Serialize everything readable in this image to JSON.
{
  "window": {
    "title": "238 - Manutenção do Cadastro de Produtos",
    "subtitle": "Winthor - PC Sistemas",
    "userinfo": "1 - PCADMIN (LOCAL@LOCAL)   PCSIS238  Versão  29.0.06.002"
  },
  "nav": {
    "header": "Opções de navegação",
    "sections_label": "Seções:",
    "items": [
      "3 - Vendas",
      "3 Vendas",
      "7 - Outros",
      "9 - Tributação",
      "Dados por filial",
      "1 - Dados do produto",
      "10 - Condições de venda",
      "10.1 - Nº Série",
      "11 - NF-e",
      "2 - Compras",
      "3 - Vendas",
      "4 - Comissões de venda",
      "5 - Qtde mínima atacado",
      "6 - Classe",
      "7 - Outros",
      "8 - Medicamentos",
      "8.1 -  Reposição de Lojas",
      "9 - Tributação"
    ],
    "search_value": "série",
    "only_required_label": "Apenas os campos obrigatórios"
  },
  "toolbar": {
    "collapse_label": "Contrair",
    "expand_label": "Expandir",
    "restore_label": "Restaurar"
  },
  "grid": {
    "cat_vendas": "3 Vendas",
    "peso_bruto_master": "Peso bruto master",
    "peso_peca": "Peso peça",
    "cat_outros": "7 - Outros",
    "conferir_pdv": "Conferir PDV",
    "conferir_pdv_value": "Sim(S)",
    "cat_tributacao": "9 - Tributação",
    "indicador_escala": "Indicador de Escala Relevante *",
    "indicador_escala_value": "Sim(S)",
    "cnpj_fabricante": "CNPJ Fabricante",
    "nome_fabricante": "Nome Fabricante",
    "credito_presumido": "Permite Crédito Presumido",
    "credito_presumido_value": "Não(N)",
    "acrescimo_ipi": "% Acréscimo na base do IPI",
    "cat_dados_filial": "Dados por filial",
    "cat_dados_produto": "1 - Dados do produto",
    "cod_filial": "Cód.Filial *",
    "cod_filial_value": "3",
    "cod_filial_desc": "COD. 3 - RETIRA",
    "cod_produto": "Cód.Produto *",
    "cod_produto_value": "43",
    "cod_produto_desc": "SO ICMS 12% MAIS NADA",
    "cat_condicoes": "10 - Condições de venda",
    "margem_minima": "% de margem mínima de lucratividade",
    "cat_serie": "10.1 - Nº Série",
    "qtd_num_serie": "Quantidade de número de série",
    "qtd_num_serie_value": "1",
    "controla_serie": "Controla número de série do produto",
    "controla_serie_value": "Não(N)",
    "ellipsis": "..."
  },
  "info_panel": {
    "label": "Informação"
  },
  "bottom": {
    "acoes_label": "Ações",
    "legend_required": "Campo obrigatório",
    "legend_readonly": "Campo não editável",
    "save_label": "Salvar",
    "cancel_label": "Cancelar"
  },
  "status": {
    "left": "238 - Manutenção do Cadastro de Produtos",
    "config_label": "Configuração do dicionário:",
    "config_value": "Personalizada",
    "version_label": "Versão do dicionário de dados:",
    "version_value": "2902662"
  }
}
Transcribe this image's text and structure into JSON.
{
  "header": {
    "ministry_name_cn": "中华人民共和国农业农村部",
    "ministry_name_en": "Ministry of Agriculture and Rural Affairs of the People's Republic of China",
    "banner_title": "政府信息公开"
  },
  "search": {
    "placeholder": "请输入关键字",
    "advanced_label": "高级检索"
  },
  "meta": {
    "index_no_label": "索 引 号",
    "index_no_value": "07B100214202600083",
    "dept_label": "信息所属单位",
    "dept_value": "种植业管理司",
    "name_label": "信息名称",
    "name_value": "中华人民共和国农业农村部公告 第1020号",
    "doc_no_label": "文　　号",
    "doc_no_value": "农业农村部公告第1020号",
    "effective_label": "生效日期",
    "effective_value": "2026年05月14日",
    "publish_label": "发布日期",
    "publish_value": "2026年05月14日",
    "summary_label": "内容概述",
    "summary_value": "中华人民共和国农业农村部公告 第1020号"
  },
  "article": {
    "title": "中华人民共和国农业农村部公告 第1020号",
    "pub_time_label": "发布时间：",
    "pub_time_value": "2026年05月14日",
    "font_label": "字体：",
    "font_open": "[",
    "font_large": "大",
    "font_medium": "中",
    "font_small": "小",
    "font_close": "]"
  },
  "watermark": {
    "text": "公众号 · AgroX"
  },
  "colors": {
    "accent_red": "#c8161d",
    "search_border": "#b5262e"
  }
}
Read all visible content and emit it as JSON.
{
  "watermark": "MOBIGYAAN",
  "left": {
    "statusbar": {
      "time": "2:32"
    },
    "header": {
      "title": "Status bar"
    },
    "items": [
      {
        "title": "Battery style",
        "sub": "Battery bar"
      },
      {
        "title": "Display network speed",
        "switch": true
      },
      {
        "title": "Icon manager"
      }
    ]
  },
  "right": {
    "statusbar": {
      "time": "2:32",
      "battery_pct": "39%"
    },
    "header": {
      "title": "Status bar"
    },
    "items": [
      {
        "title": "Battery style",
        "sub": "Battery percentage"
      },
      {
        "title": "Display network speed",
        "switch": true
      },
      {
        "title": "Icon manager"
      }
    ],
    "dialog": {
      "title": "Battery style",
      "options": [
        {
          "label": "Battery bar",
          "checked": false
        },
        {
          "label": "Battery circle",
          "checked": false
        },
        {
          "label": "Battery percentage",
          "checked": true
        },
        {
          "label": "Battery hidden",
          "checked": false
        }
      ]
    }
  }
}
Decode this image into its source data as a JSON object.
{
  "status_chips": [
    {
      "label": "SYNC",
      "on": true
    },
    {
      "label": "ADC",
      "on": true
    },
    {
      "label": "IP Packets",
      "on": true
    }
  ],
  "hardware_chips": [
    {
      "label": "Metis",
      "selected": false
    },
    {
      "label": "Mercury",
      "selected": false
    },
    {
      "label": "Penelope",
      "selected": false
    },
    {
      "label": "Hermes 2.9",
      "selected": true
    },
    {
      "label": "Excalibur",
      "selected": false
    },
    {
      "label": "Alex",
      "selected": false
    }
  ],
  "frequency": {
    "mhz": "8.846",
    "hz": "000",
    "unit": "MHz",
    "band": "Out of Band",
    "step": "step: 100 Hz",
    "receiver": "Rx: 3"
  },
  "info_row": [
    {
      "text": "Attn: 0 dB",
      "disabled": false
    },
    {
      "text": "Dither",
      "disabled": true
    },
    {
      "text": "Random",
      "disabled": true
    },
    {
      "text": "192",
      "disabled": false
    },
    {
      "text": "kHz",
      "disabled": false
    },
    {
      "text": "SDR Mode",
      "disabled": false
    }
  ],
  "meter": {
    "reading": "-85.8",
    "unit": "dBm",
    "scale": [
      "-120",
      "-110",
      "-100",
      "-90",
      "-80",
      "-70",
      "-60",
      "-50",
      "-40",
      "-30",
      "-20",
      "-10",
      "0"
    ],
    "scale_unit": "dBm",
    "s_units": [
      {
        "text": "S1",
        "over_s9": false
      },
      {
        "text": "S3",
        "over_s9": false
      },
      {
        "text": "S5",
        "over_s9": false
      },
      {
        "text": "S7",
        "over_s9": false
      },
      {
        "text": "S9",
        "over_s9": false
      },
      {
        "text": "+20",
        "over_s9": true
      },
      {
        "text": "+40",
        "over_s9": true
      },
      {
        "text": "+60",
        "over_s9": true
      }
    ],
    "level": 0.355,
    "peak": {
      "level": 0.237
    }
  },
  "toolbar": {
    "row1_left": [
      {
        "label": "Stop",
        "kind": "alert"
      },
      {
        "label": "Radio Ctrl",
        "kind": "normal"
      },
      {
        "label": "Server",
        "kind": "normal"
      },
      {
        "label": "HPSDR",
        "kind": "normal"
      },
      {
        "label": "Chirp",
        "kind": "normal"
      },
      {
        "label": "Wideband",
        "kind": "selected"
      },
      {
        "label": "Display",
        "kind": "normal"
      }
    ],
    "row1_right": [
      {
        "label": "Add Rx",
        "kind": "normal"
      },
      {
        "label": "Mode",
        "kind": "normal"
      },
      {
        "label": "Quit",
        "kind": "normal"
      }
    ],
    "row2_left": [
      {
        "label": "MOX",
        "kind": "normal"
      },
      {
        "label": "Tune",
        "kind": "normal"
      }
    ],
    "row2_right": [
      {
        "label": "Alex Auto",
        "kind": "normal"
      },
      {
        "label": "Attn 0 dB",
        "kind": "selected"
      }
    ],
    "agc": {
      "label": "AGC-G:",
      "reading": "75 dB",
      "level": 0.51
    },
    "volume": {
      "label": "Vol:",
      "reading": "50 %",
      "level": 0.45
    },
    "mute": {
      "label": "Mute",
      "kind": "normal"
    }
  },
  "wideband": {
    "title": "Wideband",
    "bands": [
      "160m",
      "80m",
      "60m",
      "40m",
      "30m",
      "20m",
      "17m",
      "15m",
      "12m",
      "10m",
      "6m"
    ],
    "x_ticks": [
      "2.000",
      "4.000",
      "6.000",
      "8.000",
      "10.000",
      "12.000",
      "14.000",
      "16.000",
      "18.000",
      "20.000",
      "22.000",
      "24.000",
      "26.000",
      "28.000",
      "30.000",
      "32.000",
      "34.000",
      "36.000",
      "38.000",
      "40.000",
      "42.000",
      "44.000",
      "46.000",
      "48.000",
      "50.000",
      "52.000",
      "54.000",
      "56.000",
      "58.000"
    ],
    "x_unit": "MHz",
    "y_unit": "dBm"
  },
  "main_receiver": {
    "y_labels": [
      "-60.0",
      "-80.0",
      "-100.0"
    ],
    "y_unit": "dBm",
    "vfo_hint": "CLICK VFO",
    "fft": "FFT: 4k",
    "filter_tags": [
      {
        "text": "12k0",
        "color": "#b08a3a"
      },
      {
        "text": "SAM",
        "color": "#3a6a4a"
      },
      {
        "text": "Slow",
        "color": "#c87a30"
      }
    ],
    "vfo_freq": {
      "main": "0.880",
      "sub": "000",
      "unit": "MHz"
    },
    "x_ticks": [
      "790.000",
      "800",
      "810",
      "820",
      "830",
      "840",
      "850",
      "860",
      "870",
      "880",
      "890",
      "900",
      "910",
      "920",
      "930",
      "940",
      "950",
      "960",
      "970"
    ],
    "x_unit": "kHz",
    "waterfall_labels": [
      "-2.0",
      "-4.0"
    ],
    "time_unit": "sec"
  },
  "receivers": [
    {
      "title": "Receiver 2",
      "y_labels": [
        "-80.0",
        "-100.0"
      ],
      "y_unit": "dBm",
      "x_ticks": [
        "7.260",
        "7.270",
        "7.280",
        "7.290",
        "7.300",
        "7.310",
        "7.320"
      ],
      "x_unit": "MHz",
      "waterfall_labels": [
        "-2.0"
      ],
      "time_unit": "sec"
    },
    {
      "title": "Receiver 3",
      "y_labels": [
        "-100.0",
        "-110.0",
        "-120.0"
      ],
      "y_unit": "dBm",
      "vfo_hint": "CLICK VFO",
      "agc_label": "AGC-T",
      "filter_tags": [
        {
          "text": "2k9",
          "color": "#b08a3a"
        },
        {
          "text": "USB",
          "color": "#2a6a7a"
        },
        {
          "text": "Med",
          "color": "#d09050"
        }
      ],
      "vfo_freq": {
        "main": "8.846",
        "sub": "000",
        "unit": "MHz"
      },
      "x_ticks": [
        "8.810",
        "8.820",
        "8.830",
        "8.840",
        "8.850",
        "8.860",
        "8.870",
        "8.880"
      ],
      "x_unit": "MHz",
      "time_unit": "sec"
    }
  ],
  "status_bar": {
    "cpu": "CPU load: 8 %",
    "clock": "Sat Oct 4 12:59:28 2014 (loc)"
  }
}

━━━━━━━━━━━━━━━━━━━━

Requirement: Pick out each line containing the string "this" and copy it.

The output:
Serialize everything readable in this image to JSON.
Transcribe this image's text and structure into JSON.
Decode this image into its source data as a JSON object.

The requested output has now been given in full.